Short task:
Please transcribe the data below exactly. Leave the pictures out.

Stored data entries:
# # # #
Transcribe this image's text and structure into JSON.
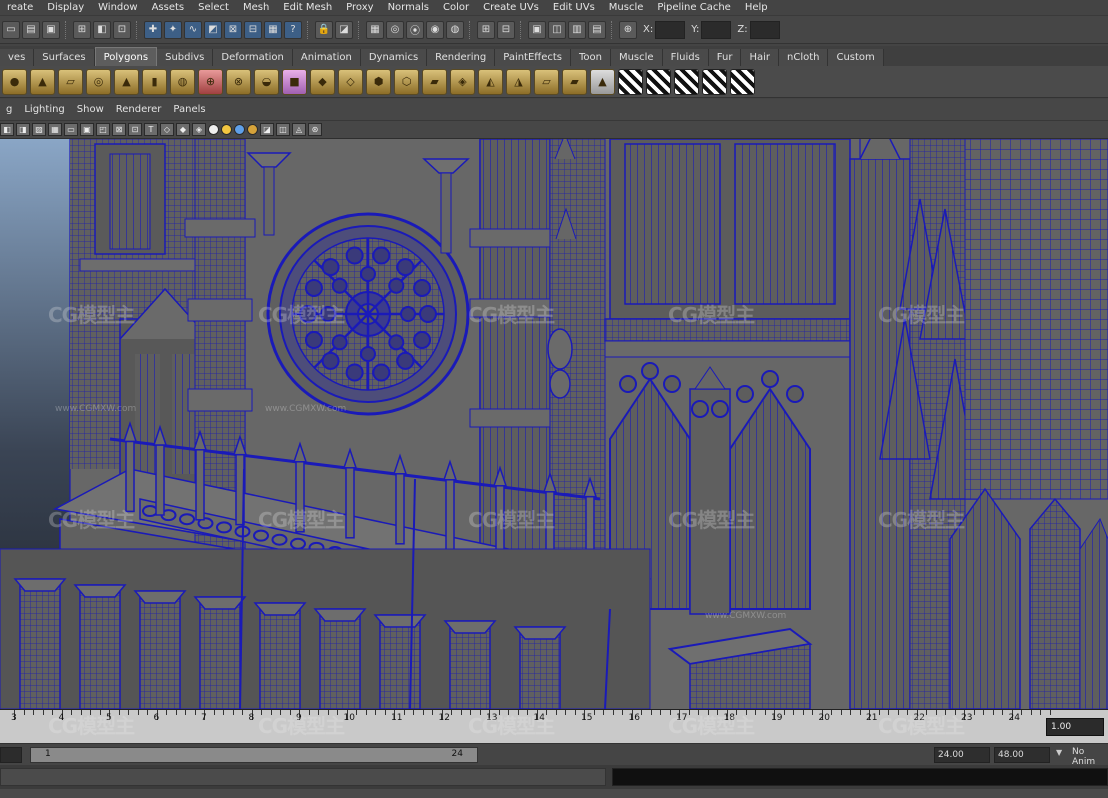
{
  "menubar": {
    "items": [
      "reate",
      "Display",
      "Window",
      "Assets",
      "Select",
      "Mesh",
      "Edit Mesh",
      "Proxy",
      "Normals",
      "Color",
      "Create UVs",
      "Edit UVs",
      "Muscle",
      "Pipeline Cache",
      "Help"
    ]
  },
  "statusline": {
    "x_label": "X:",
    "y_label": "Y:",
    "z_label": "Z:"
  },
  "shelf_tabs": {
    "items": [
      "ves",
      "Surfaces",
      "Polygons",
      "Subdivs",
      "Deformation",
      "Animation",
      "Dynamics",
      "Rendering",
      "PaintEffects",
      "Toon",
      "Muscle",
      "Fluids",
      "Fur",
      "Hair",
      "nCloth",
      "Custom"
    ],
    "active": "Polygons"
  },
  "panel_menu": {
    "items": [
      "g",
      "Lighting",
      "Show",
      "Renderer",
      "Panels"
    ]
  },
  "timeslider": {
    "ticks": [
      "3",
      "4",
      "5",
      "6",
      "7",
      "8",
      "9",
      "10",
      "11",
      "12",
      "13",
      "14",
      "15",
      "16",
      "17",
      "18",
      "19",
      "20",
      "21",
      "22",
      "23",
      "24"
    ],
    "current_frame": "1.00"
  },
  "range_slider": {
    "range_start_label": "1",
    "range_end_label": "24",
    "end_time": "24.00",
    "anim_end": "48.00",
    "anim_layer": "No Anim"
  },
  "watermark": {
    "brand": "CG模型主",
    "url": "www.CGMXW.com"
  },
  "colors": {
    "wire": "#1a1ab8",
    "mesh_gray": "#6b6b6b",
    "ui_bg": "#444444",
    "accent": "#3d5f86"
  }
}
# # # #
The output:
Transcribe this image's text and structure into JSON.
{
  "menubar": {
    "items": [
      "reate",
      "Display",
      "Window",
      "Assets",
      "Select",
      "Mesh",
      "Edit Mesh",
      "Proxy",
      "Normals",
      "Color",
      "Create UVs",
      "Edit UVs",
      "Muscle",
      "Pipeline Cache",
      "Help"
    ]
  },
  "statusline": {
    "x_label": "X:",
    "y_label": "Y:",
    "z_label": "Z:"
  },
  "shelf_tabs": {
    "items": [
      "ves",
      "Surfaces",
      "Polygons",
      "Subdivs",
      "Deformation",
      "Animation",
      "Dynamics",
      "Rendering",
      "PaintEffects",
      "Toon",
      "Muscle",
      "Fluids",
      "Fur",
      "Hair",
      "nCloth",
      "Custom"
    ],
    "active": "Polygons"
  },
  "panel_menu": {
    "items": [
      "g",
      "Lighting",
      "Show",
      "Renderer",
      "Panels"
    ]
  },
  "timeslider": {
    "ticks": [
      "3",
      "4",
      "5",
      "6",
      "7",
      "8",
      "9",
      "10",
      "11",
      "12",
      "13",
      "14",
      "15",
      "16",
      "17",
      "18",
      "19",
      "20",
      "21",
      "22",
      "23",
      "24"
    ],
    "current_frame": "1.00"
  },
  "range_slider": {
    "range_start_label": "1",
    "range_end_label": "24",
    "end_time": "24.00",
    "anim_end": "48.00",
    "anim_layer": "No Anim"
  },
  "watermark": {
    "brand": "CG模型主",
    "url": "www.CGMXW.com"
  },
  "colors": {
    "wire": "#1a1ab8",
    "mesh_gray": "#6b6b6b",
    "ui_bg": "#444444",
    "accent": "#3d5f86"
  }
}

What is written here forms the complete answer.